#### COMPLETE THE FOLLOWING
**a.** From the comment thread, list every language given a share of code in the sentence that begins "Oh, I absolutely agree!", leaving out the implementations named in parentheses.
**b.** Write out the part of the comment thread that begins at the words "However, the XML/XSLT" and ends after the words "a complicated one.".

***** READING PASSAGE *****

Throw IKVM.NET into the mix and you get all the benefits of both worlds :D

M. David Peterson
2008-04-21 14:48:28
@Don,


>> David, yes, I should have mentioned that XSLT and XPath are composable languages (says so right in the XPath spec), which is probably where I got the idea from.


Not necessarily (meaning where you got the idea...). While they are both composable languages, that's not exactly what most people highlight as their primary strength.


>> But, I'm trying to go beyond XML, XSLT, & XPath and mix various languages, in the same "class" (aka the language's minimum structure), and have each one do what it does best. So, something like, using C#, F# and Ruby to create one "class". I can't see a compelling reason why we restrict ourselves to one language at a time. Which, I guess is really polyglot programming, but to the extreme.


Oh, I absolutely agree! Between 70% of the code I write these days is C#, about 5% (though increasing fairly dramatically) is F#, about 5% in either Ruby or Python (via Ruby.NET, IronRuby, and IronPython), and the remaining 20% in XML and XSLT.


However, the XML/XSLT portion is primarily glue for all of the rest. In other words, a simple way to create logical blocks of code that bind together external components into reusable, service-oriented workflow's. But that's primarily because I prefer XSLT over most any other language, which I realize I am in the minority on. This same basic functionality can easily be replicated in a plethora of languages. *ESPECIALLY* Ruby, which facilitates a nice foundation for the creation of DSL's (e.g. Ruby on Rails)


Of course, I can't get enough of LINQ, and the introduction of expression trees in C# 3.0 has had me drooling ever since Anders provided a high level demo at the Microsoft Technology Summit last month. Talk about composability! :D

MattMan
2008-04-21 16:32:18
This is an oversimplified example ? Geez, I'd hate to see a complicated one.


I think my real problem with all of the XML based languages is the amount of noise that's required to get things done makes it almost impossible for the casual reader to get any idea what's actually going on. Based on this example, XSLT makes Perl look like sweet poetry.


I'm no Ruby bigot (in fact my favourite language is probably Perl), but it would be interesting to compare doing this same job with Ruby to see if it was more readable to lay-people. (Although given that I got lost with even the English version of what this was trying to do, perhaps not.)

M. David Peterson
2008-04-21 17:11:31
@MattMan,


>> I think my real problem with all of the XML based languages is the amount of noise that's required to get things done makes it almost impossible for the casual reader to get any idea what's actually going on.


It's a lot easier to read when you have things inside your favorite XML editor of choice, though I'll be the first to admit that XSLT isn't the easiest of languages to grok, regardless of the what tools you might have at your disposable.


>> Based on this example, XSLT makes Perl look like sweet poetry.


:D :D :D


>> I'm no Ruby bigot (in fact my favourite language is probably Perl), but it would be interesting to compare doing this same job with Ruby to see if it was more readable to lay-people. (Although given that I got lost with even the English version of what this was trying to do, perhaps not.)


The only language I think that could properly mimic this same general idea would be Lisp/Scheme/DSSSL, the latter being the foundation upon which XSLT is built upon (replace angle brackets with parenthesis and you have, for the most part, DSSSL (see: http://www.jclark.com/dsssl/ for more detail), DSSSL being built upon Scheme, which in turn is built upon Lisp.


That said, Ruby has a lot of Lisp'isms built into the language, so it wouldn't surprise me if you could pull together something similar in Ruby. Would have to think it through a bit, but it would be an interesting challenge to see what could become of it.


I'll think it through and see what I can come up with.

***** PROVIDED DATA *****

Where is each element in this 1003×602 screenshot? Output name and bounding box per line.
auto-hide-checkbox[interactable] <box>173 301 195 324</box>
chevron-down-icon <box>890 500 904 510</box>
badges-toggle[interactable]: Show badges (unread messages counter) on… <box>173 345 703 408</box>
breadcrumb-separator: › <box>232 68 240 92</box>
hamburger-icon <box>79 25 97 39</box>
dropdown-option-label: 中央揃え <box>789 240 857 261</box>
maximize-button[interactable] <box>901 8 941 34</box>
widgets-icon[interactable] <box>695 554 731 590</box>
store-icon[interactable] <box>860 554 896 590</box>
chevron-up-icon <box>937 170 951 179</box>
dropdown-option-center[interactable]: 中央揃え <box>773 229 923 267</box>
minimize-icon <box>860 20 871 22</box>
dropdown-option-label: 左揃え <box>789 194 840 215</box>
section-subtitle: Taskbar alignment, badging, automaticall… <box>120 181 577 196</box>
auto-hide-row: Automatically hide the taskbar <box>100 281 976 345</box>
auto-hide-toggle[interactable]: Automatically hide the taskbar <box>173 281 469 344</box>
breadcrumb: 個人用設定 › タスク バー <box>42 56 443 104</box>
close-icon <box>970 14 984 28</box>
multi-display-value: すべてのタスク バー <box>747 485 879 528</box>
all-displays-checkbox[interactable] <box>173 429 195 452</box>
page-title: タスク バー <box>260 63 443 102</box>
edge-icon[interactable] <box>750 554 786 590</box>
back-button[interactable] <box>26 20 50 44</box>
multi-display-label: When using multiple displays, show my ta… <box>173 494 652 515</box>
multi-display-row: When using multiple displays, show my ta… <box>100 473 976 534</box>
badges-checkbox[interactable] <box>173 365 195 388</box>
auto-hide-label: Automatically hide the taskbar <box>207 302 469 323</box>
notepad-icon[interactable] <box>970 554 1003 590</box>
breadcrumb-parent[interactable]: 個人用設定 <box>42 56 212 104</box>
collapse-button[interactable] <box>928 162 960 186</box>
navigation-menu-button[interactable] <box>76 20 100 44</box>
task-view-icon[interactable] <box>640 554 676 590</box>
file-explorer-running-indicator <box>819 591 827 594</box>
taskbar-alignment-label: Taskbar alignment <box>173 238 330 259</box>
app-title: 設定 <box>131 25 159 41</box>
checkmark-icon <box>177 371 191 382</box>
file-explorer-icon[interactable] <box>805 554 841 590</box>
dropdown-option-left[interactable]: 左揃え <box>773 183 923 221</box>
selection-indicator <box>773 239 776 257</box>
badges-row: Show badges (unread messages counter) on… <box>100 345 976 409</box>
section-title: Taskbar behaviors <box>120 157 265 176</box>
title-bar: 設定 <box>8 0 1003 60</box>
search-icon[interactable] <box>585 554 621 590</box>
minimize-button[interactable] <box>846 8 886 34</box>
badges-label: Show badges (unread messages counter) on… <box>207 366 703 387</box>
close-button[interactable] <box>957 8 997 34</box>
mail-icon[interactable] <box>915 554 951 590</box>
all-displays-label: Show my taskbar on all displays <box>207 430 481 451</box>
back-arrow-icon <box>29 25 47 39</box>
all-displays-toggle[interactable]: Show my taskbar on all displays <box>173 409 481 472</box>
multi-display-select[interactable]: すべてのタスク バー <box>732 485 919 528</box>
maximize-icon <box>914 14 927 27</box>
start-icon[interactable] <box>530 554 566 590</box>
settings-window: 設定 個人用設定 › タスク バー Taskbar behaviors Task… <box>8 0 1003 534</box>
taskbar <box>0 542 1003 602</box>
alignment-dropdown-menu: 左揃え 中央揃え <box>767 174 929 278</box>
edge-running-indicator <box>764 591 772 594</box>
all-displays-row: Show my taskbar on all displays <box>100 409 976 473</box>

*****

#### ANSWERS IN ORDER
**a.** C#, F#, Ruby, Python, XML, XSLT

**b.**
However, the XML/XSLT portion is primarily glue for all of the rest. In other words, a simple way to create logical blocks of code that bind together external components into reusable, service-oriented workflow's. But that's primarily because I prefer XSLT over most any other language, which I realize I am in the minority on. This same basic functionality can easily be replicated in a plethora of languages. *ESPECIALLY* Ruby, which facilitates a nice foundation for the creation of DSL's (e.g. Ruby on Rails)


Of course, I can't get enough of LINQ, and the introduction of expression trees in C# 3.0 has had me drooling ever since Anders provided a high level demo at the Microsoft Technology Summit last month. Talk about composability! :D

MattMan
2008-04-21 16:32:18
This is an oversimplified example ? Geez, I'd hate to see a complicated one.